• Data listing
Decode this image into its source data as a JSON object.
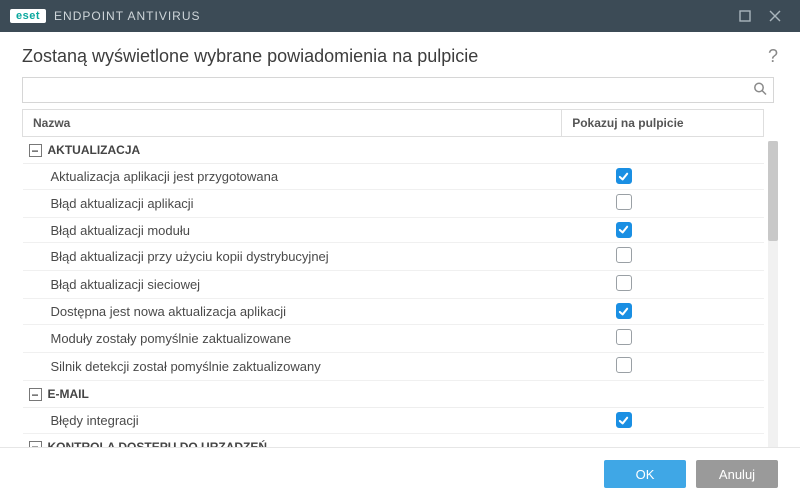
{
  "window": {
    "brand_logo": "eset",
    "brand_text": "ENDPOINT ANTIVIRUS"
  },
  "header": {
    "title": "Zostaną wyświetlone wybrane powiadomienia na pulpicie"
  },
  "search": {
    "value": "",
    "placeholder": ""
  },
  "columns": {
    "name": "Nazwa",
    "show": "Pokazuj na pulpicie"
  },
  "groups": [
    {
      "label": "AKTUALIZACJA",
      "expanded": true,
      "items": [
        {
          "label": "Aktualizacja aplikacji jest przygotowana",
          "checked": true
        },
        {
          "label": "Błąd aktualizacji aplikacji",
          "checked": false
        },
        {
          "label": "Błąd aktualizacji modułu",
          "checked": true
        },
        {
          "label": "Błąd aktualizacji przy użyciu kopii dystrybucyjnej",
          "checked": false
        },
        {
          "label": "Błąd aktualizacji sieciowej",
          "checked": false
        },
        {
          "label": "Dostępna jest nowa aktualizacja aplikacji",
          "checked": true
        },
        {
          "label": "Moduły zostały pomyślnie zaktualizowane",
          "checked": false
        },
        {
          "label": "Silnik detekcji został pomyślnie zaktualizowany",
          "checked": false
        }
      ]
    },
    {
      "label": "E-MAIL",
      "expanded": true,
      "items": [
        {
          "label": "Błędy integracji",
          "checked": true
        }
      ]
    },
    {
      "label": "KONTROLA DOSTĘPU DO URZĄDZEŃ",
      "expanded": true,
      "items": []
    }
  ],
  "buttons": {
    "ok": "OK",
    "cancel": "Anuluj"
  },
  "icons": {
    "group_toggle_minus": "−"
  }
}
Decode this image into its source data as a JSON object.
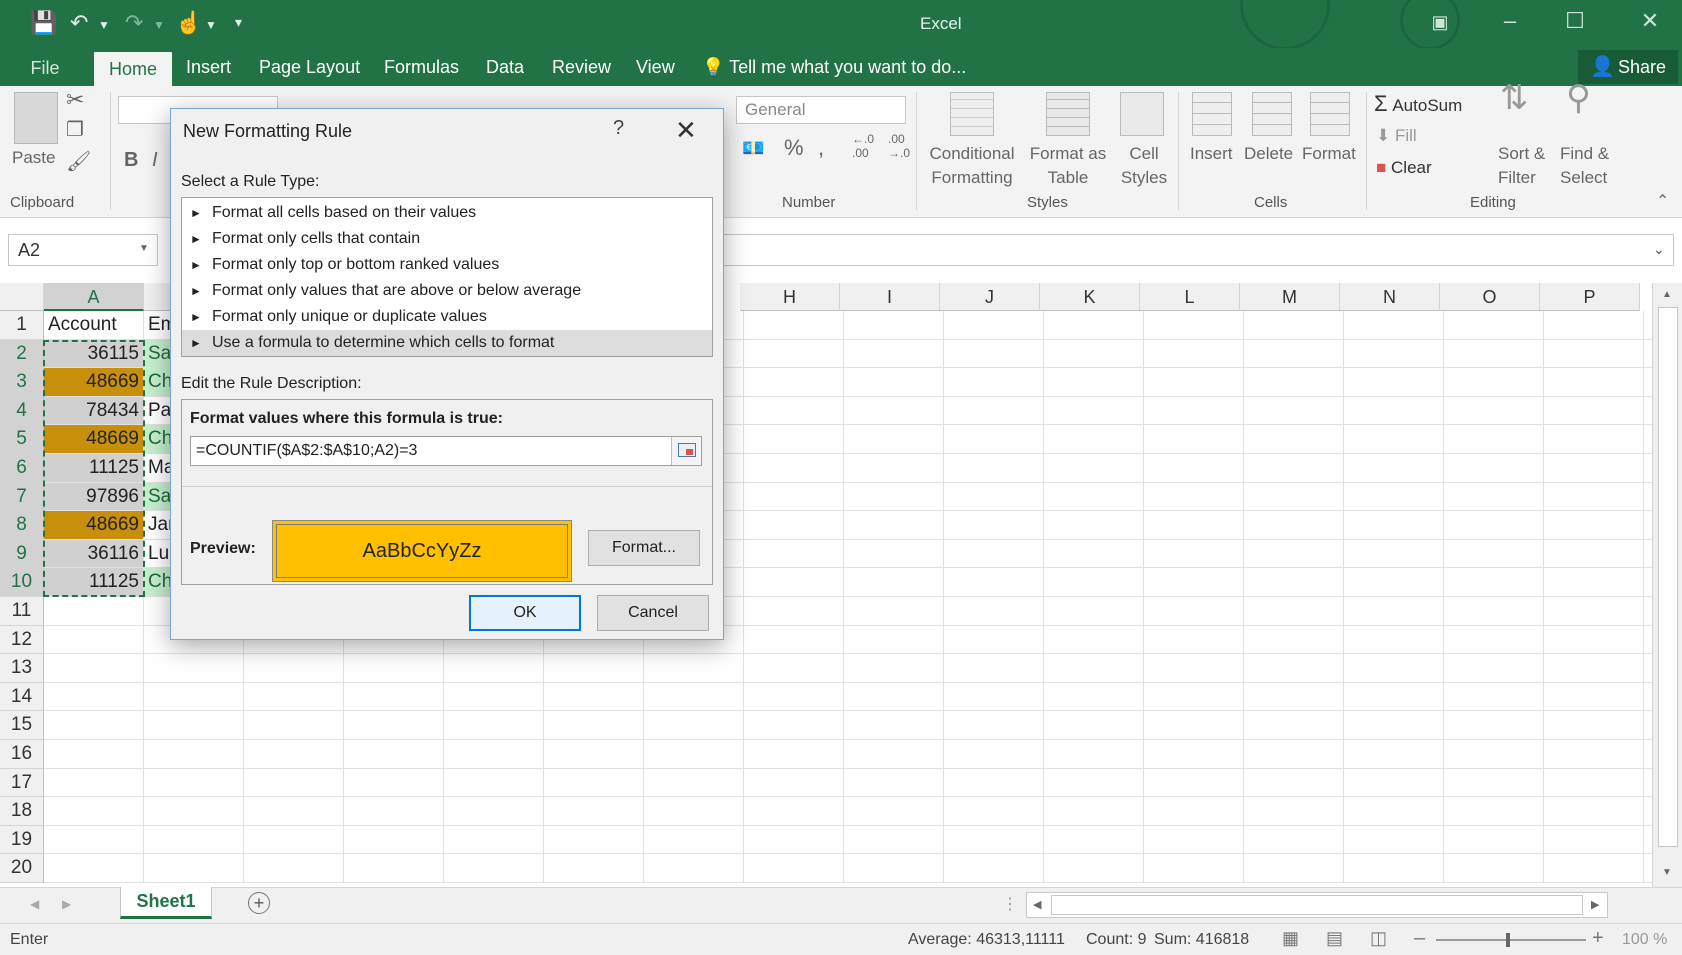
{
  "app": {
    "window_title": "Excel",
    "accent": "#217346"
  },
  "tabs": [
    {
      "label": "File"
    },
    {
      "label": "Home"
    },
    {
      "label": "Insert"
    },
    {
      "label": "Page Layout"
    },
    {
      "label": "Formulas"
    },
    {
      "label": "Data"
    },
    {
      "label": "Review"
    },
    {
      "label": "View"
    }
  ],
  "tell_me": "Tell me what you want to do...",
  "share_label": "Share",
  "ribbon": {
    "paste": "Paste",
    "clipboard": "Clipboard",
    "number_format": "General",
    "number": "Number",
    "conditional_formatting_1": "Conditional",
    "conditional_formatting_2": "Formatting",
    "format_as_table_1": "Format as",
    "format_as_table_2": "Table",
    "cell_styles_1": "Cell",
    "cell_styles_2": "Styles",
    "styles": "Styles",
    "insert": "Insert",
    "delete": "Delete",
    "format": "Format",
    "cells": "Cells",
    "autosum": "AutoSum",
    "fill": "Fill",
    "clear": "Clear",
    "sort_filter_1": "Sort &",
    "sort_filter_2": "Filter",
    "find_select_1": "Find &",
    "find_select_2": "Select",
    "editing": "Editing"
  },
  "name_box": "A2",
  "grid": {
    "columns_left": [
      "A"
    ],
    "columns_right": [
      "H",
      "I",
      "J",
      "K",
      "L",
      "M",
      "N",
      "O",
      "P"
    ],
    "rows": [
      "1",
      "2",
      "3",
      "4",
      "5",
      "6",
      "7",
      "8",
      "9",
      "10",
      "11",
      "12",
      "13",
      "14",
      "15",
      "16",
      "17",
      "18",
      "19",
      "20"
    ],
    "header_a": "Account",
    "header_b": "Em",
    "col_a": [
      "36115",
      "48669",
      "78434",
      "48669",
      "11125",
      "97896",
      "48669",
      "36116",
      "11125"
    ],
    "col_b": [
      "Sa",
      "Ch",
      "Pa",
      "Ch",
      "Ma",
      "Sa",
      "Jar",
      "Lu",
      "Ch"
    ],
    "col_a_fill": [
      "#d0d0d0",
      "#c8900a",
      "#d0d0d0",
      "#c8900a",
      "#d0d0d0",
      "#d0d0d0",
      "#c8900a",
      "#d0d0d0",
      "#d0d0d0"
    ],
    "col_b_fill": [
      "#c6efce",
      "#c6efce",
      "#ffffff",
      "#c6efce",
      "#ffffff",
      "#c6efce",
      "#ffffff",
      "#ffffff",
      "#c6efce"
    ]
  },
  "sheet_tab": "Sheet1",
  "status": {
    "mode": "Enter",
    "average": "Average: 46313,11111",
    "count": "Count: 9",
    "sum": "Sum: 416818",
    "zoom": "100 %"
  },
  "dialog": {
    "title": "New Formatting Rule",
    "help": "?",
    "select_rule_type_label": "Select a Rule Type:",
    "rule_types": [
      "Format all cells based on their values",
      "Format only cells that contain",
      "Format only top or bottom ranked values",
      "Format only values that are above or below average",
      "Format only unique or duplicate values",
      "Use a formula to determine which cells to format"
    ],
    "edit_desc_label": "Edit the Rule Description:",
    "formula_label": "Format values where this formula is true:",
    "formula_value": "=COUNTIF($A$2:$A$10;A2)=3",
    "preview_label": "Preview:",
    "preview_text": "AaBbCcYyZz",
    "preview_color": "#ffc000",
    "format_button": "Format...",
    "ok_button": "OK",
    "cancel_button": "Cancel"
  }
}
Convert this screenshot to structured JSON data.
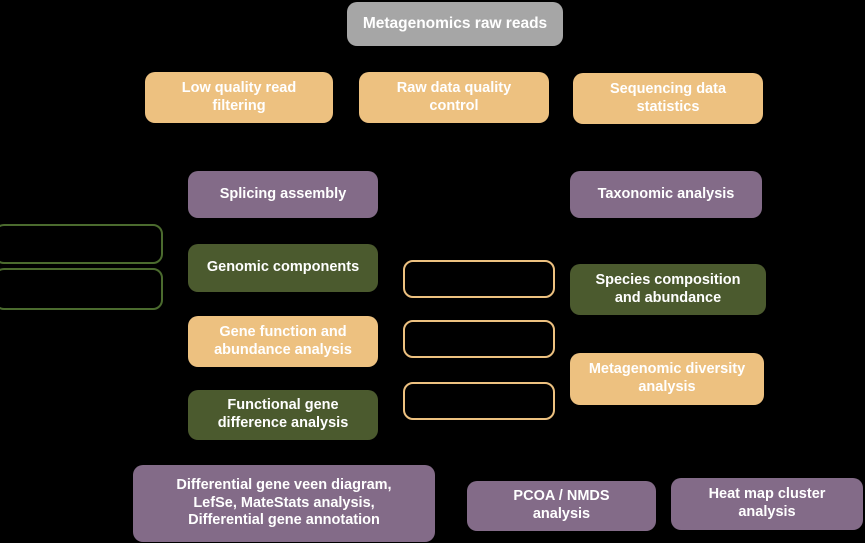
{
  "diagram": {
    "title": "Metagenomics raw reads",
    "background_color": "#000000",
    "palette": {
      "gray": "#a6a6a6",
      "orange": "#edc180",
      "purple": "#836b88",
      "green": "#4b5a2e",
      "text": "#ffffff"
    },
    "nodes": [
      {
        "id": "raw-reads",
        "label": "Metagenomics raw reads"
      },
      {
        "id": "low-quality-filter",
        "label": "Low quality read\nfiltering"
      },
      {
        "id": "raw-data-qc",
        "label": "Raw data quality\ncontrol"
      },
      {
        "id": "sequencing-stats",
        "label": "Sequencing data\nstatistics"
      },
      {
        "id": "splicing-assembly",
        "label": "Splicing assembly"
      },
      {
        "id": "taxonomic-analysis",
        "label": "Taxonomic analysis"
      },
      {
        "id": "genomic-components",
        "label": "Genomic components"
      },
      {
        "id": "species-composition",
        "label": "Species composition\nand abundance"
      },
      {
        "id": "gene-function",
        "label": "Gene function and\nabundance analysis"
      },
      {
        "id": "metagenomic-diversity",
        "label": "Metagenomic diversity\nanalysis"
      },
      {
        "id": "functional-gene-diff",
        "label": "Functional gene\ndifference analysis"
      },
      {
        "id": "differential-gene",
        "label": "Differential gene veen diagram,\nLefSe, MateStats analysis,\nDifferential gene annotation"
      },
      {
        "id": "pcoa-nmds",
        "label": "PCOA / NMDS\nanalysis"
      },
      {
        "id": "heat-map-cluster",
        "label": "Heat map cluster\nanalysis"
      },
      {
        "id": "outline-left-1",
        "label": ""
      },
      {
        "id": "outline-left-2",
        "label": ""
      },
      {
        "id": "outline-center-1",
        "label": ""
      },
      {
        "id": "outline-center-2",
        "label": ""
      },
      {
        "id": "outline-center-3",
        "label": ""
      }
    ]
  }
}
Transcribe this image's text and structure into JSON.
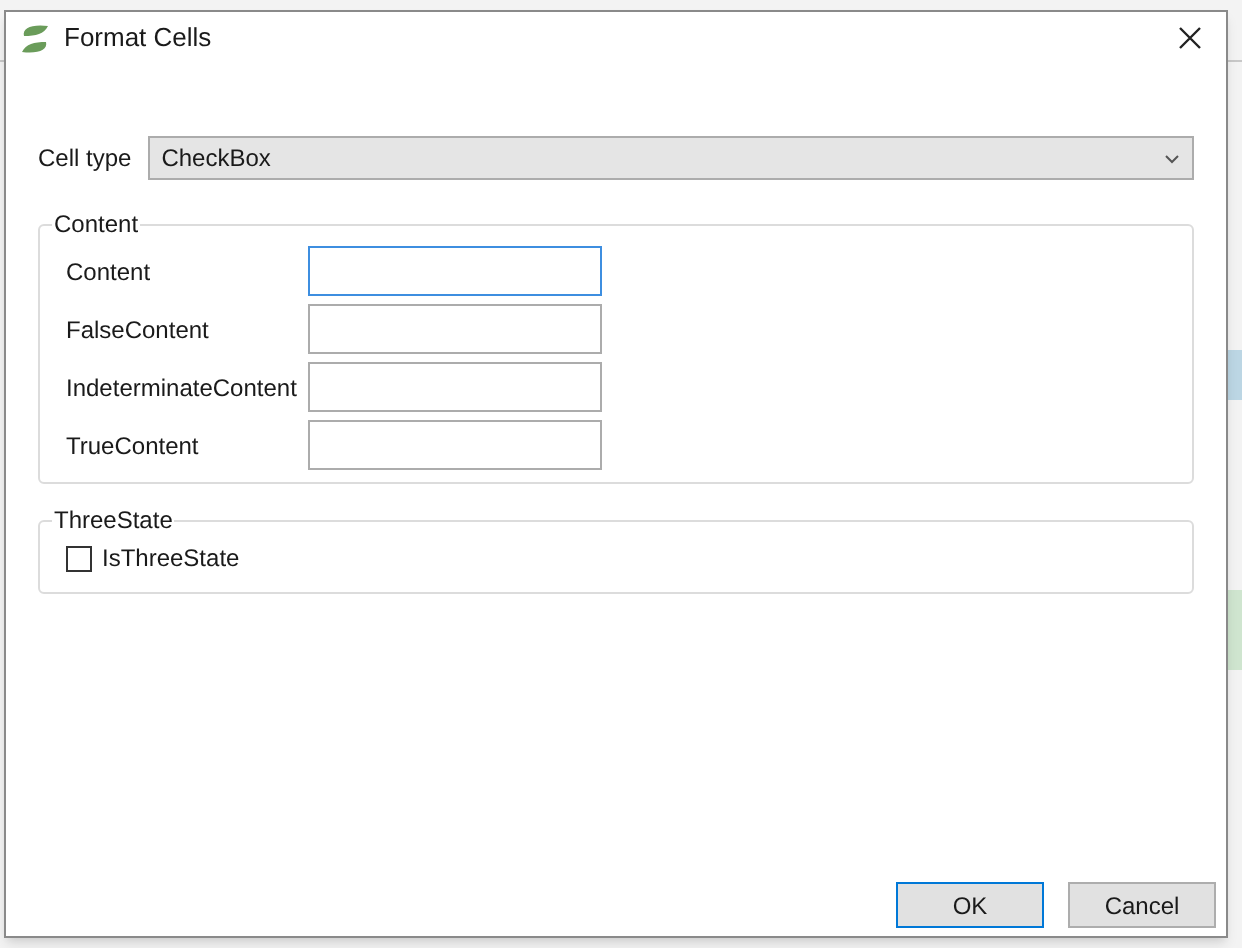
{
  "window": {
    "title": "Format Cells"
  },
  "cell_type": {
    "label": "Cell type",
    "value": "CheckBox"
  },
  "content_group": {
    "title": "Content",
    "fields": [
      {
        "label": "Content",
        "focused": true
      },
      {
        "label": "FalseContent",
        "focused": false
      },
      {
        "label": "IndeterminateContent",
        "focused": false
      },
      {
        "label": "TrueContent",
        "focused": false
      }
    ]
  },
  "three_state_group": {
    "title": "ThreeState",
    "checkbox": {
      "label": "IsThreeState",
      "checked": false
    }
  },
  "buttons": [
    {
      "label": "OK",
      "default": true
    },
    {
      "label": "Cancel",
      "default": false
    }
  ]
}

• About this task
Transcribe the records above exactly and drop every picture.

• Result for this task
Decode this image into its source data as a JSON object.
{
  "window": {
    "brand_logo": "eset",
    "brand_text": "ENDPOINT ANTIVIRUS"
  },
  "header": {
    "title": "Zostaną wyświetlone wybrane powiadomienia na pulpicie"
  },
  "search": {
    "value": "",
    "placeholder": ""
  },
  "columns": {
    "name": "Nazwa",
    "show": "Pokazuj na pulpicie"
  },
  "groups": [
    {
      "label": "AKTUALIZACJA",
      "expanded": true,
      "items": [
        {
          "label": "Aktualizacja aplikacji jest przygotowana",
          "checked": true
        },
        {
          "label": "Błąd aktualizacji aplikacji",
          "checked": false
        },
        {
          "label": "Błąd aktualizacji modułu",
          "checked": true
        },
        {
          "label": "Błąd aktualizacji przy użyciu kopii dystrybucyjnej",
          "checked": false
        },
        {
          "label": "Błąd aktualizacji sieciowej",
          "checked": false
        },
        {
          "label": "Dostępna jest nowa aktualizacja aplikacji",
          "checked": true
        },
        {
          "label": "Moduły zostały pomyślnie zaktualizowane",
          "checked": false
        },
        {
          "label": "Silnik detekcji został pomyślnie zaktualizowany",
          "checked": false
        }
      ]
    },
    {
      "label": "E-MAIL",
      "expanded": true,
      "items": [
        {
          "label": "Błędy integracji",
          "checked": true
        }
      ]
    },
    {
      "label": "KONTROLA DOSTĘPU DO URZĄDZEŃ",
      "expanded": true,
      "items": []
    }
  ],
  "buttons": {
    "ok": "OK",
    "cancel": "Anuluj"
  },
  "icons": {
    "group_toggle_minus": "−"
  }
}
Decode this image into its source data as a JSON object.
{
  "app": {
    "window_title": "Excel",
    "accent": "#217346"
  },
  "tabs": [
    {
      "label": "File"
    },
    {
      "label": "Home"
    },
    {
      "label": "Insert"
    },
    {
      "label": "Page Layout"
    },
    {
      "label": "Formulas"
    },
    {
      "label": "Data"
    },
    {
      "label": "Review"
    },
    {
      "label": "View"
    }
  ],
  "tell_me": "Tell me what you want to do...",
  "share_label": "Share",
  "ribbon": {
    "paste": "Paste",
    "clipboard": "Clipboard",
    "number_format": "General",
    "number": "Number",
    "conditional_formatting_1": "Conditional",
    "conditional_formatting_2": "Formatting",
    "format_as_table_1": "Format as",
    "format_as_table_2": "Table",
    "cell_styles_1": "Cell",
    "cell_styles_2": "Styles",
    "styles": "Styles",
    "insert": "Insert",
    "delete": "Delete",
    "format": "Format",
    "cells": "Cells",
    "autosum": "AutoSum",
    "fill": "Fill",
    "clear": "Clear",
    "sort_filter_1": "Sort &",
    "sort_filter_2": "Filter",
    "find_select_1": "Find &",
    "find_select_2": "Select",
    "editing": "Editing"
  },
  "name_box": "A2",
  "grid": {
    "columns_left": [
      "A"
    ],
    "columns_right": [
      "H",
      "I",
      "J",
      "K",
      "L",
      "M",
      "N",
      "O",
      "P"
    ],
    "rows": [
      "1",
      "2",
      "3",
      "4",
      "5",
      "6",
      "7",
      "8",
      "9",
      "10",
      "11",
      "12",
      "13",
      "14",
      "15",
      "16",
      "17",
      "18",
      "19",
      "20"
    ],
    "header_a": "Account",
    "header_b": "Em",
    "col_a": [
      "36115",
      "48669",
      "78434",
      "48669",
      "11125",
      "97896",
      "48669",
      "36116",
      "11125"
    ],
    "col_b": [
      "Sa",
      "Ch",
      "Pa",
      "Ch",
      "Ma",
      "Sa",
      "Jar",
      "Lu",
      "Ch"
    ],
    "col_a_fill": [
      "#d0d0d0",
      "#c8900a",
      "#d0d0d0",
      "#c8900a",
      "#d0d0d0",
      "#d0d0d0",
      "#c8900a",
      "#d0d0d0",
      "#d0d0d0"
    ],
    "col_b_fill": [
      "#c6efce",
      "#c6efce",
      "#ffffff",
      "#c6efce",
      "#ffffff",
      "#c6efce",
      "#ffffff",
      "#ffffff",
      "#c6efce"
    ]
  },
  "sheet_tab": "Sheet1",
  "status": {
    "mode": "Enter",
    "average": "Average: 46313,11111",
    "count": "Count: 9",
    "sum": "Sum: 416818",
    "zoom": "100 %"
  },
  "dialog": {
    "title": "New Formatting Rule",
    "help": "?",
    "select_rule_type_label": "Select a Rule Type:",
    "rule_types": [
      "Format all cells based on their values",
      "Format only cells that contain",
      "Format only top or bottom ranked values",
      "Format only values that are above or below average",
      "Format only unique or duplicate values",
      "Use a formula to determine which cells to format"
    ],
    "edit_desc_label": "Edit the Rule Description:",
    "formula_label": "Format values where this formula is true:",
    "formula_value": "=COUNTIF($A$2:$A$10;A2)=3",
    "preview_label": "Preview:",
    "preview_text": "AaBbCcYyZz",
    "preview_color": "#ffc000",
    "format_button": "Format...",
    "ok_button": "OK",
    "cancel_button": "Cancel"
  }
}
Convert this screenshot to structured JSON data.
{
  "diagram": {
    "title": "Metagenomics raw reads",
    "background_color": "#000000",
    "palette": {
      "gray": "#a6a6a6",
      "orange": "#edc180",
      "purple": "#836b88",
      "green": "#4b5a2e",
      "text": "#ffffff"
    },
    "nodes": [
      {
        "id": "raw-reads",
        "label": "Metagenomics raw reads"
      },
      {
        "id": "low-quality-filter",
        "label": "Low quality read\nfiltering"
      },
      {
        "id": "raw-data-qc",
        "label": "Raw data quality\ncontrol"
      },
      {
        "id": "sequencing-stats",
        "label": "Sequencing data\nstatistics"
      },
      {
        "id": "splicing-assembly",
        "label": "Splicing assembly"
      },
      {
        "id": "taxonomic-analysis",
        "label": "Taxonomic analysis"
      },
      {
        "id": "genomic-components",
        "label": "Genomic components"
      },
      {
        "id": "species-composition",
        "label": "Species composition\nand abundance"
      },
      {
        "id": "gene-function",
        "label": "Gene function and\nabundance analysis"
      },
      {
        "id": "metagenomic-diversity",
        "label": "Metagenomic diversity\nanalysis"
      },
      {
        "id": "functional-gene-diff",
        "label": "Functional gene\ndifference analysis"
      },
      {
        "id": "differential-gene",
        "label": "Differential gene veen diagram,\nLefSe, MateStats analysis,\nDifferential gene annotation"
      },
      {
        "id": "pcoa-nmds",
        "label": "PCOA / NMDS\nanalysis"
      },
      {
        "id": "heat-map-cluster",
        "label": "Heat map cluster\nanalysis"
      },
      {
        "id": "outline-left-1",
        "label": ""
      },
      {
        "id": "outline-left-2",
        "label": ""
      },
      {
        "id": "outline-center-1",
        "label": ""
      },
      {
        "id": "outline-center-2",
        "label": ""
      },
      {
        "id": "outline-center-3",
        "label": ""
      }
    ]
  }
}
Transcribe this image's text and structure into JSON.
{
  "window": {
    "title": "Format Cells"
  },
  "cell_type": {
    "label": "Cell type",
    "value": "CheckBox"
  },
  "content_group": {
    "title": "Content",
    "fields": [
      {
        "label": "Content",
        "focused": true
      },
      {
        "label": "FalseContent",
        "focused": false
      },
      {
        "label": "IndeterminateContent",
        "focused": false
      },
      {
        "label": "TrueContent",
        "focused": false
      }
    ]
  },
  "three_state_group": {
    "title": "ThreeState",
    "checkbox": {
      "label": "IsThreeState",
      "checked": false
    }
  },
  "buttons": [
    {
      "label": "OK",
      "default": true
    },
    {
      "label": "Cancel",
      "default": false
    }
  ]
}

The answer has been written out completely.